> DATA FOR THIS TASK:
##########

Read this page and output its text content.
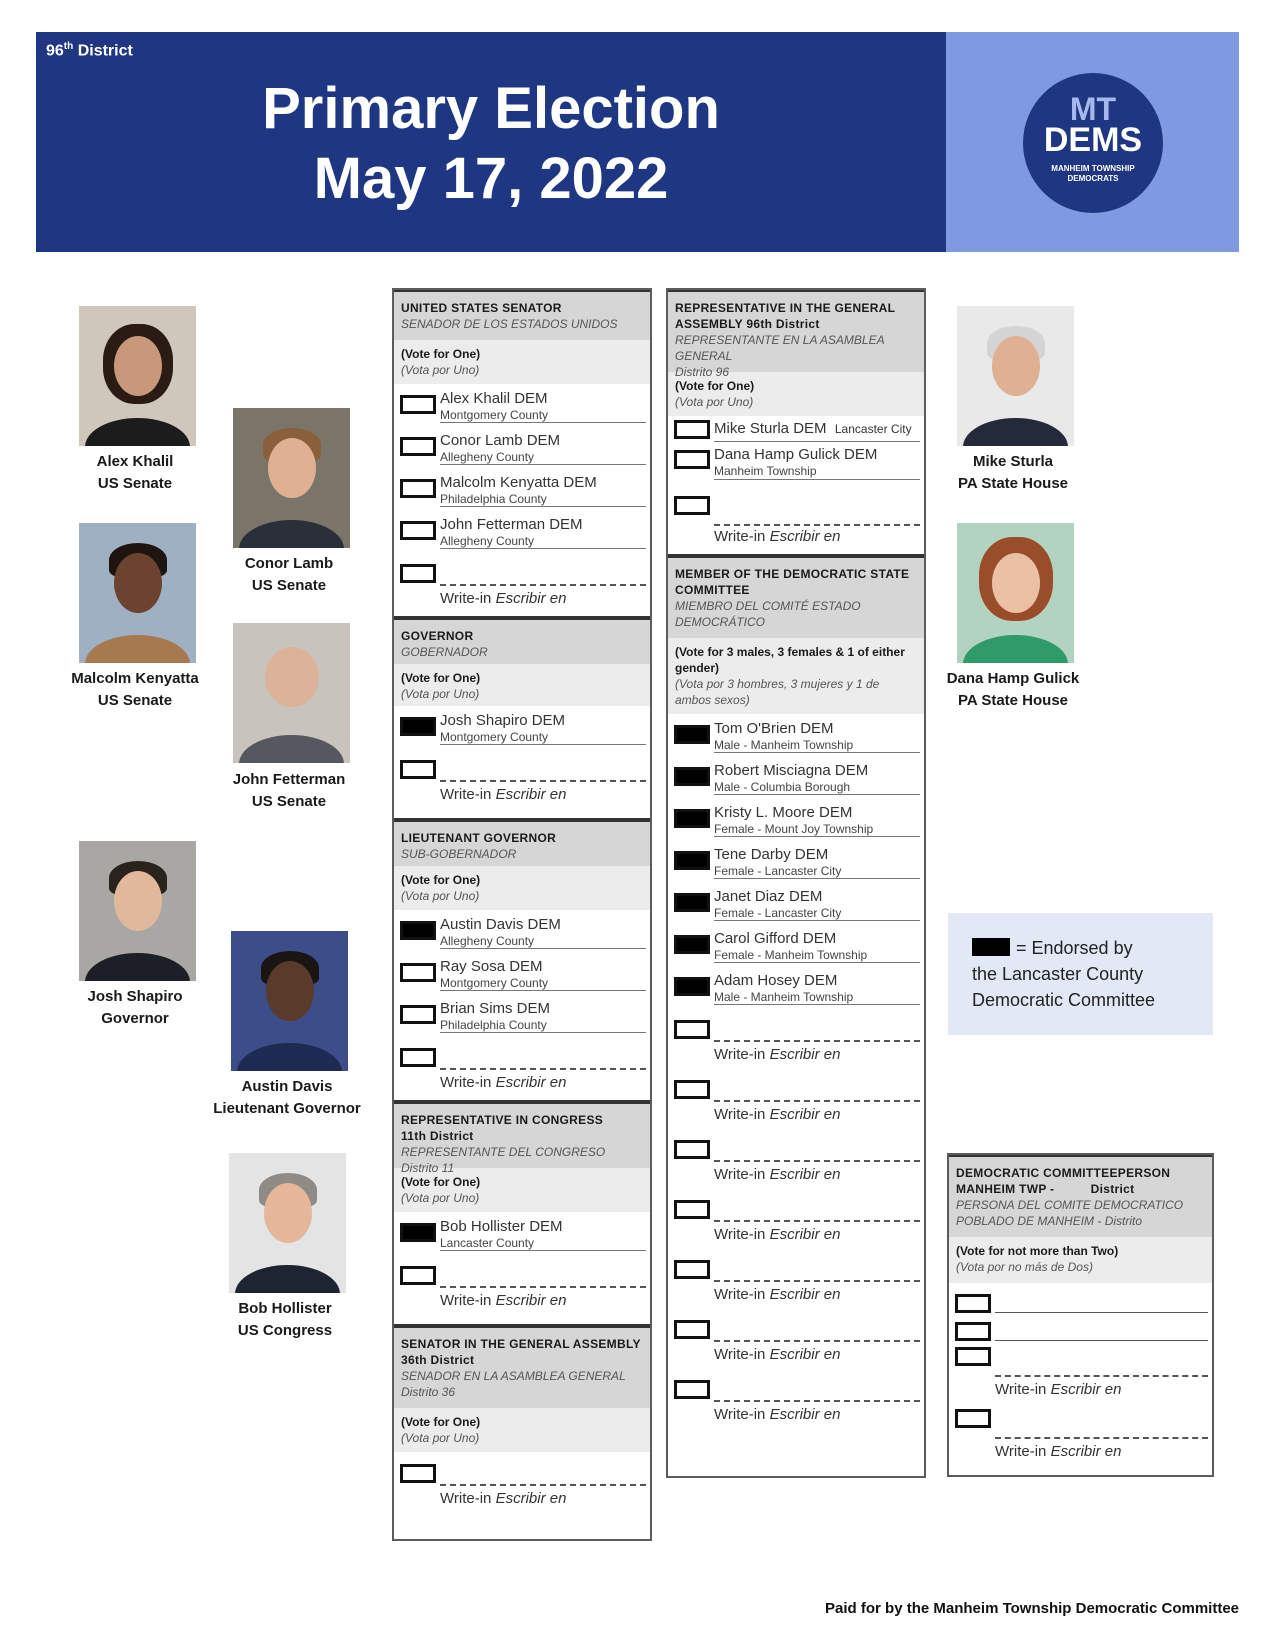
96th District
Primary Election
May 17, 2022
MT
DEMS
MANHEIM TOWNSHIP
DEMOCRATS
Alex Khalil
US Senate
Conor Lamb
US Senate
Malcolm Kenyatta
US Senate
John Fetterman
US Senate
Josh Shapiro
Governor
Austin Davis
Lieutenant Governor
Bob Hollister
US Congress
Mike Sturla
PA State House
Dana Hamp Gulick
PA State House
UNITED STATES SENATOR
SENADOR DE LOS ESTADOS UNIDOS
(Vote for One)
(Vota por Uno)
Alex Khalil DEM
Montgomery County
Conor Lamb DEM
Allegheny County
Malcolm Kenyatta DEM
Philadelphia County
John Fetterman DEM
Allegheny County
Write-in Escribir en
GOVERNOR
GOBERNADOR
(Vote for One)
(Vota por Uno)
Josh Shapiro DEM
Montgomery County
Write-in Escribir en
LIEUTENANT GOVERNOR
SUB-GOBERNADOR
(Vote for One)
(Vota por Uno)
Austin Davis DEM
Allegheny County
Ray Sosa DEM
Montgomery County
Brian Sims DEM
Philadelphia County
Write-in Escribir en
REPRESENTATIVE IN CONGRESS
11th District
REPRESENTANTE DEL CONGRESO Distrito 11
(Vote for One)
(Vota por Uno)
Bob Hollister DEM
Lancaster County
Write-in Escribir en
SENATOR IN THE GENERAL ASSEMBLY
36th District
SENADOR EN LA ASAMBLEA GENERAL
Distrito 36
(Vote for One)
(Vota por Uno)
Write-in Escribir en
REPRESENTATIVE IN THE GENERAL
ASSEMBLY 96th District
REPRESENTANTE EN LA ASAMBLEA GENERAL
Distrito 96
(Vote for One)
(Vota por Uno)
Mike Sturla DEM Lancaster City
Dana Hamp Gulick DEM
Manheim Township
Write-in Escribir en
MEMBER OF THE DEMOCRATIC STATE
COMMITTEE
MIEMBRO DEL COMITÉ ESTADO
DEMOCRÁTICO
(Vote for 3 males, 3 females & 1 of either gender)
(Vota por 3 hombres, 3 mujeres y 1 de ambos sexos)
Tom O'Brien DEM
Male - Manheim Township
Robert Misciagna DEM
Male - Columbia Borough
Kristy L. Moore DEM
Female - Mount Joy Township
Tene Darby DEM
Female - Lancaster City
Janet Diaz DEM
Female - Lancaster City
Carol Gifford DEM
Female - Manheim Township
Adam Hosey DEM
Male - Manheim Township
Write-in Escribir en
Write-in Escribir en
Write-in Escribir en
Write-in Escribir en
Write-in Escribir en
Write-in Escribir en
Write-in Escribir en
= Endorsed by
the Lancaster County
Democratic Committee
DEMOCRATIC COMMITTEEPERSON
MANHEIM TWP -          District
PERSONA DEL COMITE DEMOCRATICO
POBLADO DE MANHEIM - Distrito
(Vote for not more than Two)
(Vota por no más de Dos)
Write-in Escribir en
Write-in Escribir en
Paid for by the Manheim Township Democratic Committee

##########

> GIVEN REQUEST:
Except for the pictures, reproduce every line exactly.

> EXERCISE SOLUTION:
Read this page and output its text content.
96th District
Primary Election
May 17, 2022
MT
DEMS
MANHEIM TOWNSHIP
DEMOCRATS
Alex Khalil
US Senate
Conor Lamb
US Senate
Malcolm Kenyatta
US Senate
John Fetterman
US Senate
Josh Shapiro
Governor
Austin Davis
Lieutenant Governor
Bob Hollister
US Congress
Mike Sturla
PA State House
Dana Hamp Gulick
PA State House
UNITED STATES SENATOR
SENADOR DE LOS ESTADOS UNIDOS
(Vote for One)
(Vota por Uno)
Alex Khalil DEM
Montgomery County
Conor Lamb DEM
Allegheny County
Malcolm Kenyatta DEM
Philadelphia County
John Fetterman DEM
Allegheny County
Write-in Escribir en
GOVERNOR
GOBERNADOR
(Vote for One)
(Vota por Uno)
Josh Shapiro DEM
Montgomery County
Write-in Escribir en
LIEUTENANT GOVERNOR
SUB-GOBERNADOR
(Vote for One)
(Vota por Uno)
Austin Davis DEM
Allegheny County
Ray Sosa DEM
Montgomery County
Brian Sims DEM
Philadelphia County
Write-in Escribir en
REPRESENTATIVE IN CONGRESS
11th District
REPRESENTANTE DEL CONGRESO Distrito 11
(Vote for One)
(Vota por Uno)
Bob Hollister DEM
Lancaster County
Write-in Escribir en
SENATOR IN THE GENERAL ASSEMBLY
36th District
SENADOR EN LA ASAMBLEA GENERAL
Distrito 36
(Vote for One)
(Vota por Uno)
Write-in Escribir en
REPRESENTATIVE IN THE GENERAL
ASSEMBLY 96th District
REPRESENTANTE EN LA ASAMBLEA GENERAL
Distrito 96
(Vote for One)
(Vota por Uno)
Mike Sturla DEM Lancaster City
Dana Hamp Gulick DEM
Manheim Township
Write-in Escribir en
MEMBER OF THE DEMOCRATIC STATE
COMMITTEE
MIEMBRO DEL COMITÉ ESTADO
DEMOCRÁTICO
(Vote for 3 males, 3 females & 1 of either gender)
(Vota por 3 hombres, 3 mujeres y 1 de ambos sexos)
Tom O'Brien DEM
Male - Manheim Township
Robert Misciagna DEM
Male - Columbia Borough
Kristy L. Moore DEM
Female - Mount Joy Township
Tene Darby DEM
Female - Lancaster City
Janet Diaz DEM
Female - Lancaster City
Carol Gifford DEM
Female - Manheim Township
Adam Hosey DEM
Male - Manheim Township
Write-in Escribir en
Write-in Escribir en
Write-in Escribir en
Write-in Escribir en
Write-in Escribir en
Write-in Escribir en
Write-in Escribir en
= Endorsed by
the Lancaster County
Democratic Committee
DEMOCRATIC COMMITTEEPERSON
MANHEIM TWP -          District
PERSONA DEL COMITE DEMOCRATICO
POBLADO DE MANHEIM - Distrito
(Vote for not more than Two)
(Vota por no más de Dos)
Write-in Escribir en
Write-in Escribir en
Paid for by the Manheim Township Democratic Committee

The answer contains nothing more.